*Directive 1*
Reproduce the listing lines verbatim, from the line containing "question-text: (8pts) A" through the last line of the listing, inclusive.

22nd Dec. 1894
My dear Mother,
I wrote to you by the last Royal Mail about a fortnight ago, and to Emma and Julie by Pacific steamer leaving yesterday. I have your letter of 26th Nov. but I don’t seem to have received one of the 19th – whatever has become of it. Otherwise the series is complete Monday by Monday. I am very sorry to hear the Pater was still poorly when you wrote. It is a very tedious and troublesome thing and must try his patience.
I hope Gideon enjoyed his plum-pudding. Why did you not send me one? Well anyway I am to have a piece of an English-made plum-pudding. Youle had one sent out to him, together with a plum-cake, and he gave them both to Mrs Ellis who has invited us to dinner on Christmas-day.
S.S. “Kaffir Prince”, 31st Dec. 1894
I did not proceed with above because I did not want to post another letter from Pernambuco; – I wished to be fairly on my way to Pará before putting pen to paper again.
This steamer was so long coming and, when it did come, remained so long – a whole week – in P’buco harbour that I really lost patience. However that’s the way they manage things out here, and finally we embarked on the 26th, the steamer sailing early next morning.
The one compensating consideration was that I was able to spend Christmas-day among friends. The Ellises gave us a nice dinner, and afterwards the Thom connection came around, – three ladies and three men and we spent a right merry evening, dancing and singing about every song that has a chorus. It was two o’clock when we separated. We had plum-pudding (the ring falling to my share), mince pies, and champagne.
I may mention that I went to church on Christmas-day. There was a choral service, the church was nicely decorated, and the parson gave us a very good discourse. The English colony turned out in force: I think the congregation numbered over 130 not counting children and there was a highly satisfactory collection for the Church of England Society for Waifs and Strays.
I have not yet received my Christmas letters. It was very aggravating that the “Kaffir Prince”, having waited so long, did not stay a few hours longer, for we saw the English mail steaming in as we went out, and I shall now not get them for another ten days at least.

*Directive 2*
According to the letter, how many people were in the Christmas-day congregation, not counting children?

*Material for this exercise*

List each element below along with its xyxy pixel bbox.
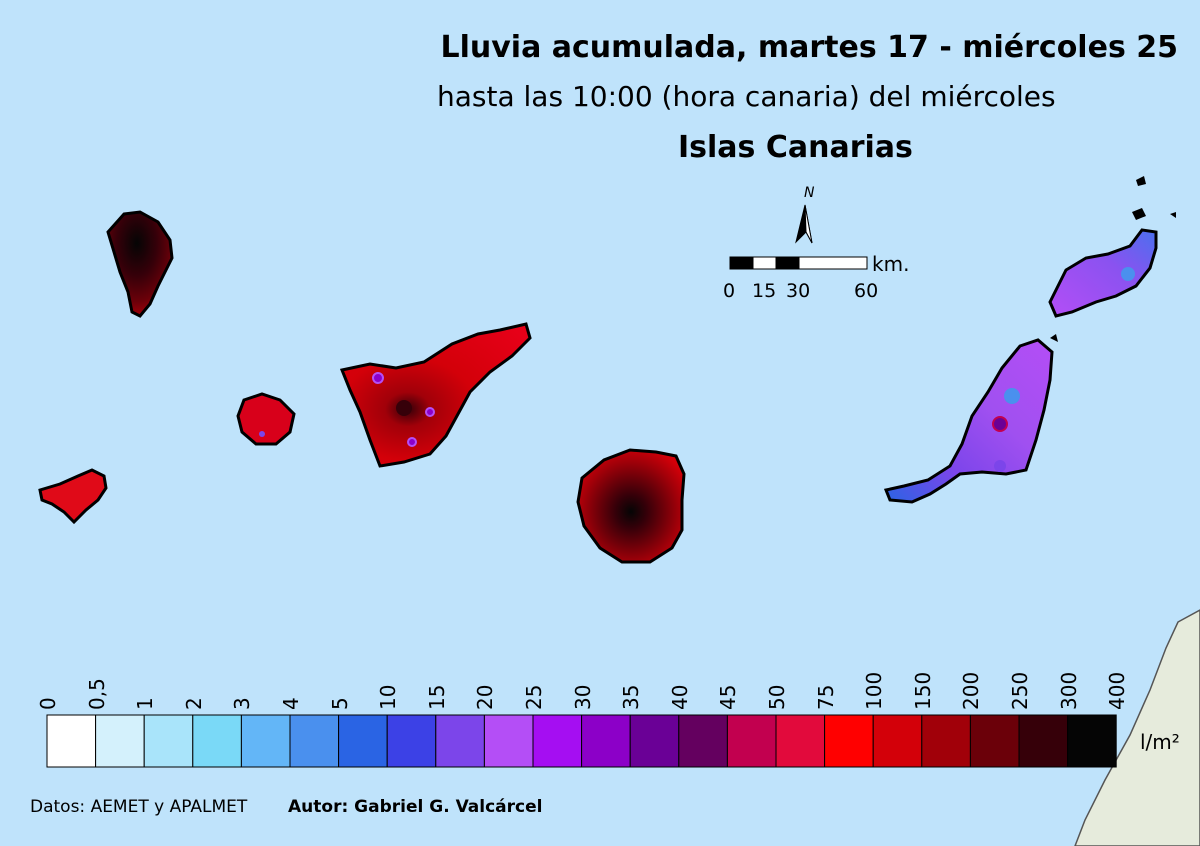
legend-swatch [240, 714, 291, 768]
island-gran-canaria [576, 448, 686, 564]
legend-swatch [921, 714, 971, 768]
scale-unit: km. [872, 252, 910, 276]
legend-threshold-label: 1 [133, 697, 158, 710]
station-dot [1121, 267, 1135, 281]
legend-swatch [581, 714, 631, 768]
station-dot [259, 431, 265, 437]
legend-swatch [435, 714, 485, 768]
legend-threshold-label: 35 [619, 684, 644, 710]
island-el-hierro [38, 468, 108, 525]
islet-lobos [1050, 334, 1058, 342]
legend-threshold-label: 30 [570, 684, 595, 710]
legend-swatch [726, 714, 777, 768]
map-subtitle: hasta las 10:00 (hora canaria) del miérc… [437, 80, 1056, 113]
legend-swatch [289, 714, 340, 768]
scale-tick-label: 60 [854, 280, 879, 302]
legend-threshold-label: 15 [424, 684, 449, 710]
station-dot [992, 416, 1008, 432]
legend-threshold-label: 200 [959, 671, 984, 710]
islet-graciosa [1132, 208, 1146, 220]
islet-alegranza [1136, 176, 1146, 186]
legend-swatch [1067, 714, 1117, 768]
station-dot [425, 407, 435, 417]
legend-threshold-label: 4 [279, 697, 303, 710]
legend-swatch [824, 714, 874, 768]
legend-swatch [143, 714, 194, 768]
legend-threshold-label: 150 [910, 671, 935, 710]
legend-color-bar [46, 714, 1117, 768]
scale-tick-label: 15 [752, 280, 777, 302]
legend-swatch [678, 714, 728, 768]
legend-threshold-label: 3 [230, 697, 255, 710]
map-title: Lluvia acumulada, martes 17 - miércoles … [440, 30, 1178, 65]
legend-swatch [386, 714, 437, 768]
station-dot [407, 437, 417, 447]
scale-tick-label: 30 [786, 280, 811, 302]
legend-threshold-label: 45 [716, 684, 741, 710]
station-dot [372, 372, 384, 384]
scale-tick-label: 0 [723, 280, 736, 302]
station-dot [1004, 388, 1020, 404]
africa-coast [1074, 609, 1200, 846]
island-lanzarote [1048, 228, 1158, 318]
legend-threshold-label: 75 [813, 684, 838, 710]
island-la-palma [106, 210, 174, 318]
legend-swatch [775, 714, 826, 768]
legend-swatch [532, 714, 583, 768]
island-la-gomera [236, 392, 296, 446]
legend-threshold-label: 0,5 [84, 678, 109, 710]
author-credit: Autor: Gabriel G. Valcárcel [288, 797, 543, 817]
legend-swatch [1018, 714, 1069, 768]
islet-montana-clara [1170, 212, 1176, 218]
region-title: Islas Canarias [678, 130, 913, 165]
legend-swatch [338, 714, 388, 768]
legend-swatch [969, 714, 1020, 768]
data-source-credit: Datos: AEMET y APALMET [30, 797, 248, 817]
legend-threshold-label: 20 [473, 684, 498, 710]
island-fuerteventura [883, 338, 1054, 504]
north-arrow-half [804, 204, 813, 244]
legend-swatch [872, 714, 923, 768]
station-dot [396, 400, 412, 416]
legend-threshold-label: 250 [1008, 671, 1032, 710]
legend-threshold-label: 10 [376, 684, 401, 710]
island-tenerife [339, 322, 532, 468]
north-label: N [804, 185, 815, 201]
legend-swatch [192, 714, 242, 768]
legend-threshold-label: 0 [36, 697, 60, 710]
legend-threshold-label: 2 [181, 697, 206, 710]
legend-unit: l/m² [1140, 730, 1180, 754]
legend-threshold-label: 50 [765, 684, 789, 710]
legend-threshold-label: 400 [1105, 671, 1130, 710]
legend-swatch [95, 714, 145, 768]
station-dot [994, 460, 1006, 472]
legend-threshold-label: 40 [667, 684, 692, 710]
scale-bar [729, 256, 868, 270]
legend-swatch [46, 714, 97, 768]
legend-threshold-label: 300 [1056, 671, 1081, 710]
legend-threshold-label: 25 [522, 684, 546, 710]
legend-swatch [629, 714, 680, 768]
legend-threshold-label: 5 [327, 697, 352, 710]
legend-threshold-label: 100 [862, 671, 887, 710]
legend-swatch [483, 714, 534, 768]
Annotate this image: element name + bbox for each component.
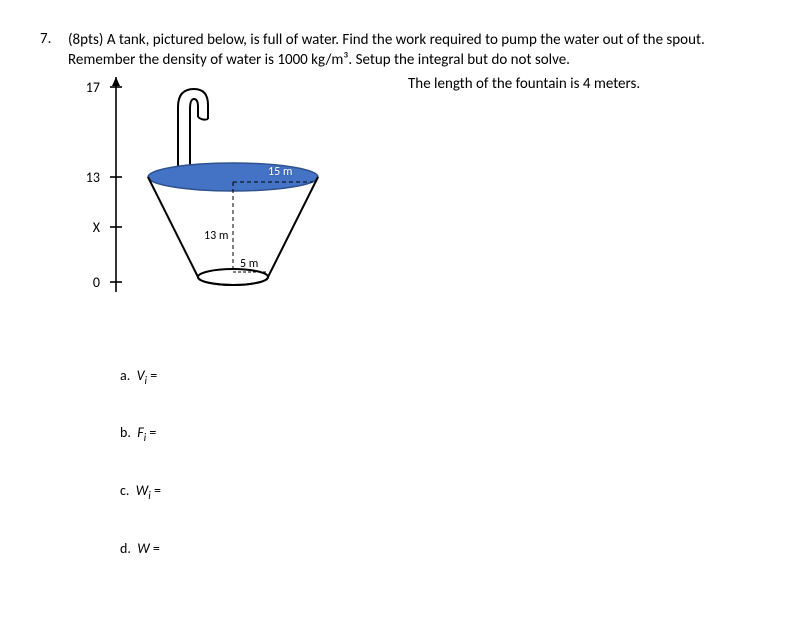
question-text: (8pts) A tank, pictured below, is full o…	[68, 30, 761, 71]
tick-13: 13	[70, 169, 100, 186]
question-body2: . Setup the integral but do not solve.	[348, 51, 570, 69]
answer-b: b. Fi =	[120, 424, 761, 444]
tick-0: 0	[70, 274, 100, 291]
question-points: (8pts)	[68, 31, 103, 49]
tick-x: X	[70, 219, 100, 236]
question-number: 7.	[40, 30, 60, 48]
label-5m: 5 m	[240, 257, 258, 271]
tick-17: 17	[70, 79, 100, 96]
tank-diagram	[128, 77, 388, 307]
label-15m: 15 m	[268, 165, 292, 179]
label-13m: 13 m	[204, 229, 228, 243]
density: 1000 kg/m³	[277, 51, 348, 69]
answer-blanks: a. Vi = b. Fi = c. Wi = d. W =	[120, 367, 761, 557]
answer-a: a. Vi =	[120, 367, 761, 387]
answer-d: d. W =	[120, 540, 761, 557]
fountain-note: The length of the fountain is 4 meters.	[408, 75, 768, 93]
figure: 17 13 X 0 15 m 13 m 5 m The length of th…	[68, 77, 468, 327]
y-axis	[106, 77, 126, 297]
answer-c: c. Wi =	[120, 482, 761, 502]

*Exercise answer 1*
question-text: (8pts) A tank, pictured below, is full o…	[68, 30, 761, 71]
tick-13: 13	[70, 169, 100, 186]
question-body2: . Setup the integral but do not solve.	[348, 51, 570, 69]
answer-b: b. Fi =	[120, 424, 761, 444]
tick-0: 0	[70, 274, 100, 291]
question-points: (8pts)	[68, 31, 103, 49]
tick-x: X	[70, 219, 100, 236]
question-number: 7.	[40, 30, 60, 48]
label-5m: 5 m	[240, 257, 258, 271]
tick-17: 17	[70, 79, 100, 96]
tank-diagram	[128, 77, 388, 307]
label-15m: 15 m	[268, 165, 292, 179]
label-13m: 13 m	[204, 229, 228, 243]
density: 1000 kg/m³	[277, 51, 348, 69]
answer-blanks: a. Vi = b. Fi = c. Wi = d. W =	[120, 367, 761, 557]
answer-a: a. Vi =	[120, 367, 761, 387]
answer-d: d. W =	[120, 540, 761, 557]
fountain-note: The length of the fountain is 4 meters.	[408, 75, 768, 93]
figure: 17 13 X 0 15 m 13 m 5 m The length of th…	[68, 77, 468, 327]
y-axis	[106, 77, 126, 297]
answer-c: c. Wi =	[120, 482, 761, 502]

*Exercise answer 2*
Over 130.